> Article:
Train robotic agents to learn pick and place with deep learning for vision-based manipulation in PyBullet.

Overview

Ravens - Transporter Networks

Ravens is a collection of simulated tasks in PyBullet for learning vision-based robotic manipulation, with emphasis on pick and place. It features a Gym-like API with 10 tabletop rearrangement tasks, each with (i) a scripted oracle that provides expert demonstrations (for imitation learning), and (ii) reward functions that provide partial credit (for reinforcement learning).


(a) block-insertion: pick up the L-shaped red block and place it into the L-shaped fixture.
(b) place-red-in-green: pick up the red blocks and place them into the green bowls amidst other objects.
(c) towers-of-hanoi: sequentially move disks from one tower to another—only smaller disks can be on top of larger ones.
(d) align-box-corner: pick up the randomly sized box and align one of its corners to the L-shaped marker on the tabletop.
(e) stack-block-pyramid: sequentially stack 6 blocks into a pyramid of 3-2-1 with rainbow colored ordering.
(f) palletizing-boxes: pick up homogeneous fixed-sized boxes and stack them in transposed layers on the pallet.
(g) assembling-kits: pick up different objects and arrange them on a board marked with corresponding silhouettes.
(h) packing-boxes: pick up randomly sized boxes and place them tightly into a container.
(i) manipulating-rope: rearrange a deformable rope such that it connects the two endpoints of a 3-sided square.
(j) sweeping-piles: push piles of small objects into a target goal zone marked on the tabletop.

Some tasks require generalizing to unseen objects (d,g,h), or multi-step sequencing with closed-loop feedback (c,e,f,h,i,j).

Team: this repository is developed and maintained by Andy Zeng, Pete Florence, Daniel Seita, Jonathan Tompson, and Ayzaan Wahid. This is the reference repository for the paper:

Transporter Networks: Rearranging the Visual World for Robotic Manipulation

Project Website  •  PDF  •  Conference on Robot Learning (CoRL) 2020

Andy Zeng, Pete Florence, Jonathan Tompson, Stefan Welker, Jonathan Chien, Maria Attarian, Travis Armstrong,
Ivan Krasin, Dan Duong, Vikas Sindhwani, Johnny Lee

Abstract. Robotic manipulation can be formulated as inducing a sequence of spatial displacements: where the space being moved can encompass an object, part of an object, or end effector. In this work, we propose the Transporter Network, a simple model architecture that rearranges deep features to infer spatial displacements from visual input—which can parameterize robot actions. It makes no assumptions of objectness (e.g. canonical poses, models, or keypoints), it exploits spatial symmetries, and is orders of magnitude more sample efficient than our benchmarked alternatives in learning vision-based manipulation tasks: from stacking a pyramid of blocks, to assembling kits with unseen objects; from manipulating deformable ropes, to pushing piles of small objects with closed-loop feedback. Our method can represent complex multi-modal policy distributions and generalizes to multi-step sequential tasks, as well as 6DoF pick-and-place. Experiments on 10 simulated tasks show that it learns faster and generalizes better than a variety of end-to-end baselines, including policies that use ground-truth object poses. We validate our methods with hardware in the real world.

> Dataset excerpts:
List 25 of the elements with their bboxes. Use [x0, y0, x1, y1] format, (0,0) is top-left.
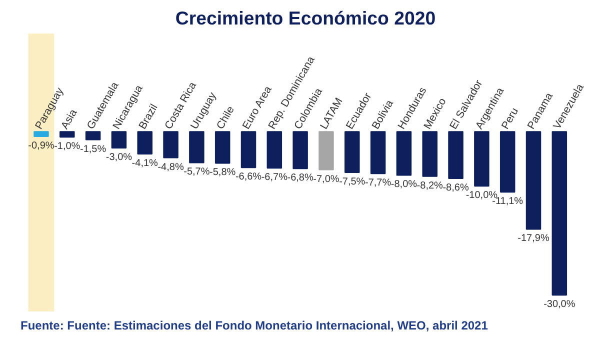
x-tick-label: Asia: [58, 107, 80, 132]
data-label: -6,8%: [287, 172, 314, 184]
x-tick-label: Peru: [499, 106, 522, 132]
data-label: -8,2%: [416, 180, 444, 192]
data-label: -6,6%: [235, 172, 262, 183]
data-label: -8,0%: [390, 179, 418, 190]
data-label: -4,1%: [132, 158, 158, 169]
data-label: -3,0%: [106, 152, 132, 163]
data-label: -11,1%: [492, 196, 524, 208]
data-label: -5,7%: [184, 166, 210, 178]
data-label: -7,0%: [313, 174, 340, 185]
data-label: -7,5%: [339, 176, 366, 188]
data-label: -6,7%: [261, 172, 288, 184]
chart-title: Crecimiento Económico 2020: [175, 8, 436, 28]
data-label: -17,9%: [518, 233, 550, 244]
x-tick-label: Chile: [214, 104, 237, 132]
data-label: -8,6%: [442, 182, 469, 194]
data-label: -4,8%: [158, 162, 184, 173]
data-label: -5,8%: [210, 167, 236, 178]
data-label: -7,7%: [364, 178, 392, 189]
data-label: -1,0%: [54, 141, 80, 152]
data-label: -1,5%: [80, 144, 106, 155]
source-note: Fuente: Fuente: Estimaciones del Fondo Monetario Internacional, WEO, abril 2021: [20, 318, 488, 332]
data-label: -0,9%: [28, 140, 54, 152]
data-label: -30,0%: [544, 299, 576, 310]
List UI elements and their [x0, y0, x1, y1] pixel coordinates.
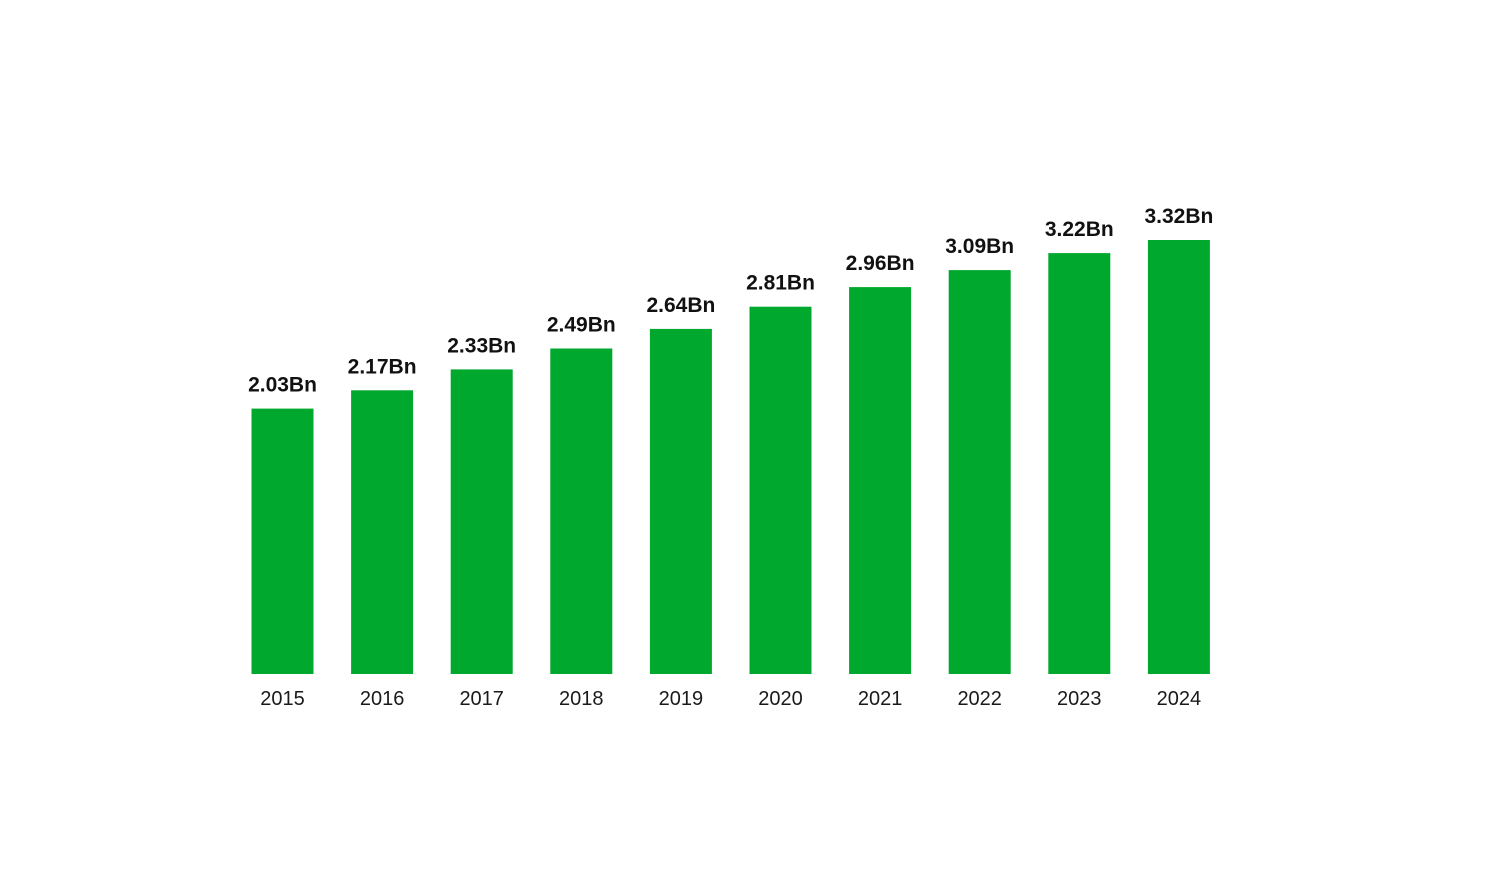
x-tick-label-2024: 2024 — [1157, 688, 1202, 710]
x-tick-label-2016: 2016 — [360, 688, 405, 710]
bar-2021 — [849, 287, 912, 674]
x-tick-label-2022: 2022 — [957, 688, 1002, 710]
x-tick-label-2018: 2018 — [559, 688, 604, 710]
value-labels-group: 2.03Bn 2.17Bn 2.33Bn 2.49Bn 2.64Bn 2.81Bn 2.96… — [248, 205, 1213, 397]
data-label-2016: 2.17Bn — [348, 355, 417, 378]
bar-2023 — [1048, 253, 1111, 674]
data-label-2019: 2.64Bn — [646, 294, 715, 317]
x-axis-tick-labels: 2015 2016 2017 2018 2019 2020 2021 2022 2023 2024 — [260, 688, 1201, 710]
x-tick-label-2015: 2015 — [260, 688, 305, 710]
x-tick-label-2017: 2017 — [459, 688, 504, 710]
bar-2024 — [1147, 240, 1210, 674]
bar-2017 — [450, 369, 513, 674]
bar-2018 — [550, 348, 613, 674]
data-label-2018: 2.49Bn — [547, 314, 616, 337]
data-label-2017: 2.33Bn — [447, 334, 516, 357]
data-label-2024: 3.32Bn — [1144, 205, 1213, 228]
bars-group — [251, 240, 1210, 674]
x-tick-label-2021: 2021 — [858, 688, 903, 710]
data-label-2021: 2.96Bn — [846, 252, 915, 275]
data-label-2015: 2.03Bn — [248, 374, 317, 397]
data-label-2023: 3.22Bn — [1045, 218, 1114, 241]
bar-2020 — [749, 306, 812, 674]
x-tick-label-2020: 2020 — [758, 688, 803, 710]
bar-2022 — [948, 270, 1011, 674]
bar-2019 — [649, 328, 712, 674]
bar-2015 — [251, 408, 314, 674]
data-label-2020: 2.81Bn — [746, 272, 815, 295]
x-tick-label-2023: 2023 — [1057, 688, 1102, 710]
data-label-2022: 3.09Bn — [945, 235, 1014, 258]
x-tick-label-2019: 2019 — [659, 688, 704, 710]
bar-2016 — [351, 390, 414, 674]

> Problems to solve:
a) In the Ravens page, turn the paragraph beginning "Ravens is a collection of simulated tasks" into a short bulleted list that keeps its main facts.
b) Resume the Ravens page after the last sentence of its abstract, and carry it on from there.

> Set of answers:
a)
- Ravens is a set of simulated PyBullet tasks for learning vision-based robotic manipulation, with a focus on pick and place.
- It offers a Gym-like API with 10 tabletop rearrangement tasks.
- Each task has a scripted oracle that gives expert demonstrations for imitation learning.
- Each task also has reward functions that give partial credit for reinforcement learning.

b)
Installation

Step 1. Recommended: install Miniconda with Python 3.7.

curl -O https://repo.anaconda.com/miniconda/Miniconda3-latest-Linux-x86_64.sh
bash Miniconda3-latest-Linux-x86_64.sh -b -u
echo $'\nexport PATH=~/miniconda3/bin:"${PATH}"\n' >> ~/.profile  # Add Conda to PATH.
source ~/.profile
conda init

Step 2. Create and activate Conda environment, then install GCC and Python packages.

cd ~/ravens
conda create --name ravens python=3.7 -y
conda activate ravens
sudo apt-get update
sudo apt-get -y install gcc libgl1-mesa-dev
pip install -r requirements.txt
python setup.py install --user

Step 3. Recommended: install GPU acceleration with NVIDIA CUDA 10.1 and cuDNN 7.6.5 for Tensorflow.

./oss_scipts/install_cuda.sh  #  For Ubuntu 16.04 and 18.04.
conda install cudatoolkit==10.1.243 -y
conda install cudnn==7.6.5 -y

Alternative: Pure pip

As an example for Ubuntu 18.04:

./oss_scipts/install_cuda.sh  #  For Ubuntu 16.04 and 18.04.
sudo apt install gcc libgl1-mesa-dev python3.8-venv
python3.8 -m venv ./venv
source ./venv/bin/activate
pip install -U pip
pip install scikit-build
pip install -r ./requirements.txt
export PYTHONPATH=${PWD}

Getting Started

Step 1. Generate training and testing data (saved locally). Note: remove --disp for headless mode.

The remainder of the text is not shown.